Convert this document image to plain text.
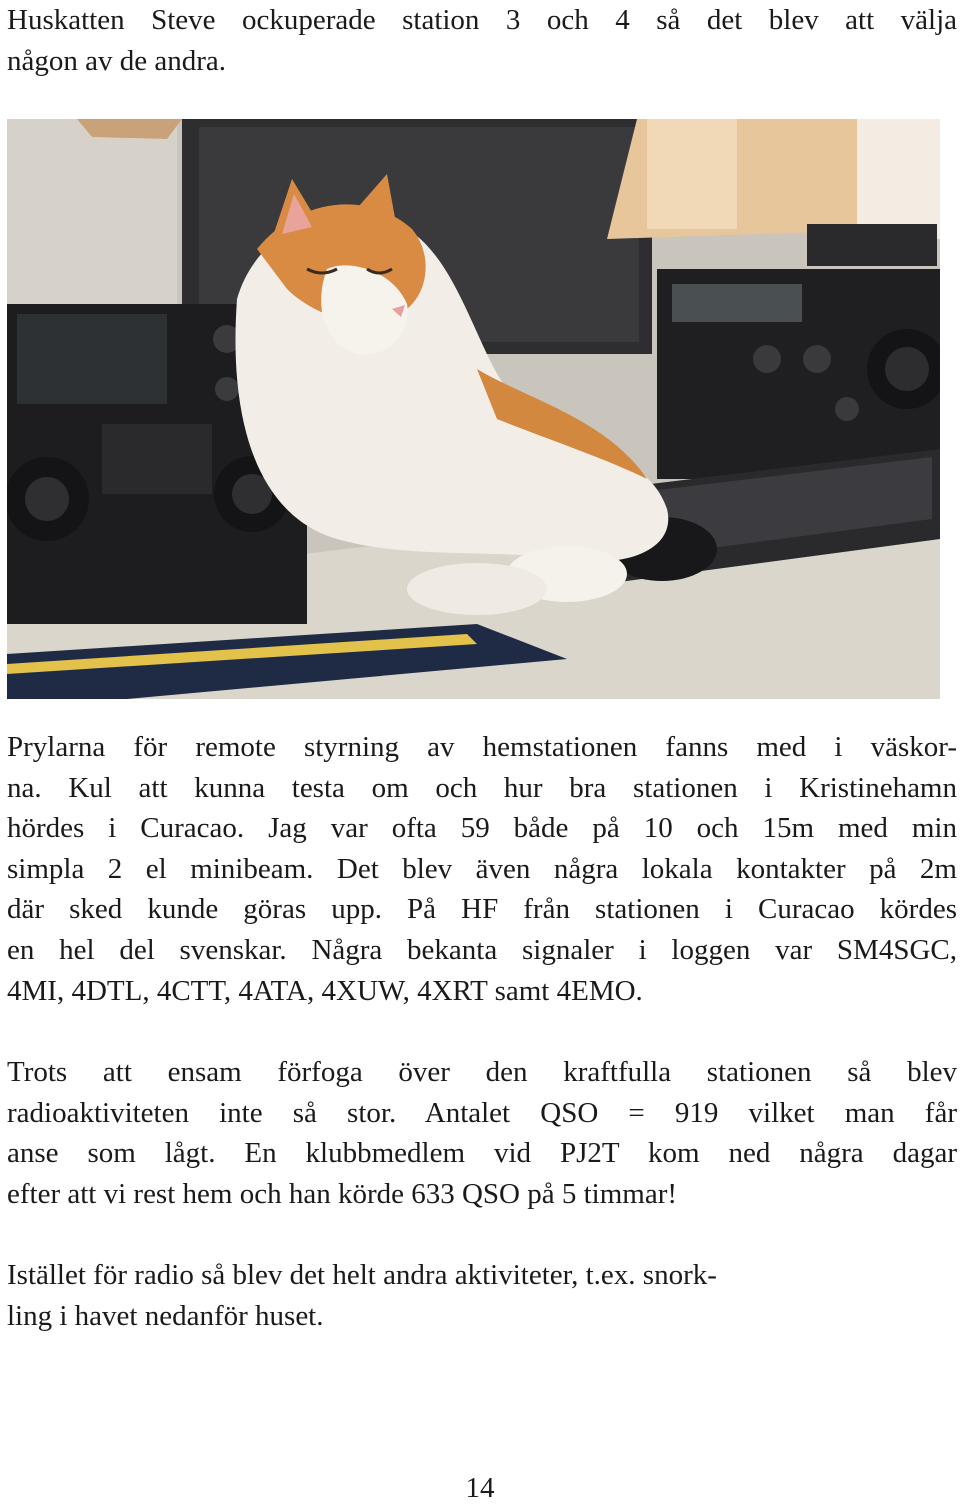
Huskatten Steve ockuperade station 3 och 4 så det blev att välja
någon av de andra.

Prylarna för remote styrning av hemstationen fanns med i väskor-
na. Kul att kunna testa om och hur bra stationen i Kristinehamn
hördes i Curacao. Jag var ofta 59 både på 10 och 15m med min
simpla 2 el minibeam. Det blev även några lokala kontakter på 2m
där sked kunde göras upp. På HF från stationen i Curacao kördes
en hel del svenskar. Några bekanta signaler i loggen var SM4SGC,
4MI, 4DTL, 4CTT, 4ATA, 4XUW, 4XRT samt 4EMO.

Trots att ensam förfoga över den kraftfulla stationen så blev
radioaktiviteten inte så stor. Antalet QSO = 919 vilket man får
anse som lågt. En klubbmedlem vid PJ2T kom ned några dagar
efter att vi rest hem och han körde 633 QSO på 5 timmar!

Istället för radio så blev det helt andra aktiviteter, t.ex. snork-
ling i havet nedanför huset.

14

- - - - -

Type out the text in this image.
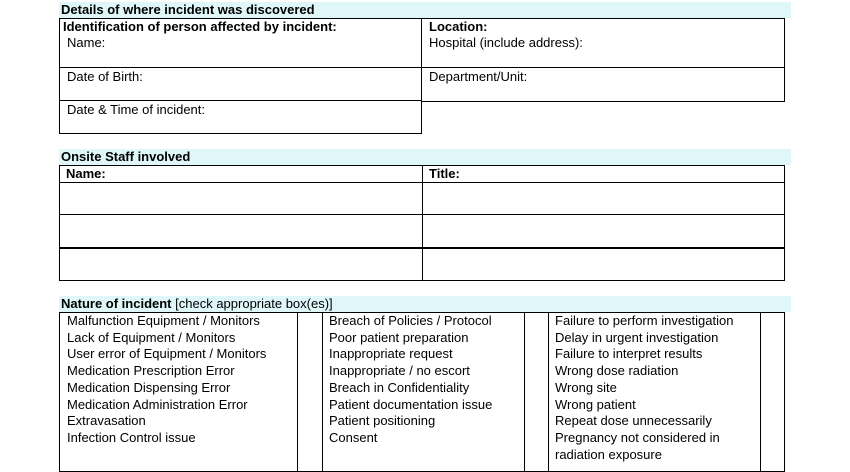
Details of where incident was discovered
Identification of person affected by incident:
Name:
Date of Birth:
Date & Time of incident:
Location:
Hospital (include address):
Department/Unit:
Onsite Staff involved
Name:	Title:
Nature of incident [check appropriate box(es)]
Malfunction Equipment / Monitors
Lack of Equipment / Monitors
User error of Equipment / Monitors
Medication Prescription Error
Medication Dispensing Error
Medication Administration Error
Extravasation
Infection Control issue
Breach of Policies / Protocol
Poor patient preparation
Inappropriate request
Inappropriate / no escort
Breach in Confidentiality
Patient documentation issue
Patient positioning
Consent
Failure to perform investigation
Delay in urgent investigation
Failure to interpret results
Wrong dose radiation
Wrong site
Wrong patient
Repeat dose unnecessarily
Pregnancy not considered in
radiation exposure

- - - - -

* [What is needed] Copy each line from the records above that includes the string "image".

* [Answer for the task]
Convert this document image to plain text.
Type out the text in this image.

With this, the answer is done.